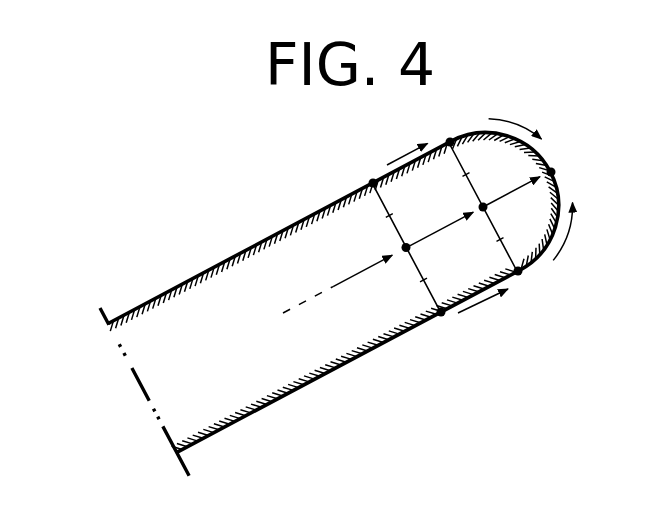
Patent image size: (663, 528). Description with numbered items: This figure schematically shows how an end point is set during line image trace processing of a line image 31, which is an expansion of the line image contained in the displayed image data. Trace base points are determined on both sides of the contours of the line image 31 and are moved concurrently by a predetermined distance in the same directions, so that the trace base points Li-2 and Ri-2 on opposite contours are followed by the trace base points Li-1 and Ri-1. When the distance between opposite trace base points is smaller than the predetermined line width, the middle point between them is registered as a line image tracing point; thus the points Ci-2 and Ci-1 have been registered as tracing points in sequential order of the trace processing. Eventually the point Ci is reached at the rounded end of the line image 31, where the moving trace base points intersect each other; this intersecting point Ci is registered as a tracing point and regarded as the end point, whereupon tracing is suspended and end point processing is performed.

The line image 31 is at (176, 291).
The trace base point Li-1 is at (438, 122).
The trace base point Li-2 is at (340, 169).
The intersecting point Ci is at (556, 172).
The line image tracing point Ci-1 is at (480, 205).
The line image tracing point Ci-2 is at (402, 247).
The trace base point Ri-1 is at (549, 290).
The trace base point Ri-2 is at (461, 338).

• • •

Write out the records as a numbered list, starting at the beginning of the records and stopping after the line that contains "The line image tracing point Ci-2". Leave out blank lines and pictures.

> ANSWER TO THE PROBLEM:
1. Patent image size: (663, 528). Description with numbered items: This figure schematically shows how an end point is set during line image trace processing of a line image 31, which is an expansion of the line image contained in the displayed image data. Trace base points are determined on both sides of the contours of the line image 31 and are moved concurrently by a predetermined distance in the same directions, so that the trace base points Li-2 and Ri-2 on opposite contours are followed by the trace base points Li-1 and Ri-1. When the distance between opposite trace base points is smaller than the predetermined line width, the middle point between them is registered as a line image tracing point; thus the points Ci-2 and Ci-1 have been registered as tracing points in sequential order of the trace processing. Eventually the point Ci is reached at the rounded end of the line image 31, where the moving trace base points intersect each other; this intersecting point Ci is registered as a tracing point and regarded as the end point, whereupon tracing is suspended and end point processing is performed.
2. The line image 31 is at (176, 291).
3. The trace base point Li-1 is at (438, 122).
4. The trace base point Li-2 is at (340, 169).
5. The intersecting point Ci is at (556, 172).
6. The line image tracing point Ci-1 is at (480, 205).
7. The line image tracing point Ci-2 is at (402, 247).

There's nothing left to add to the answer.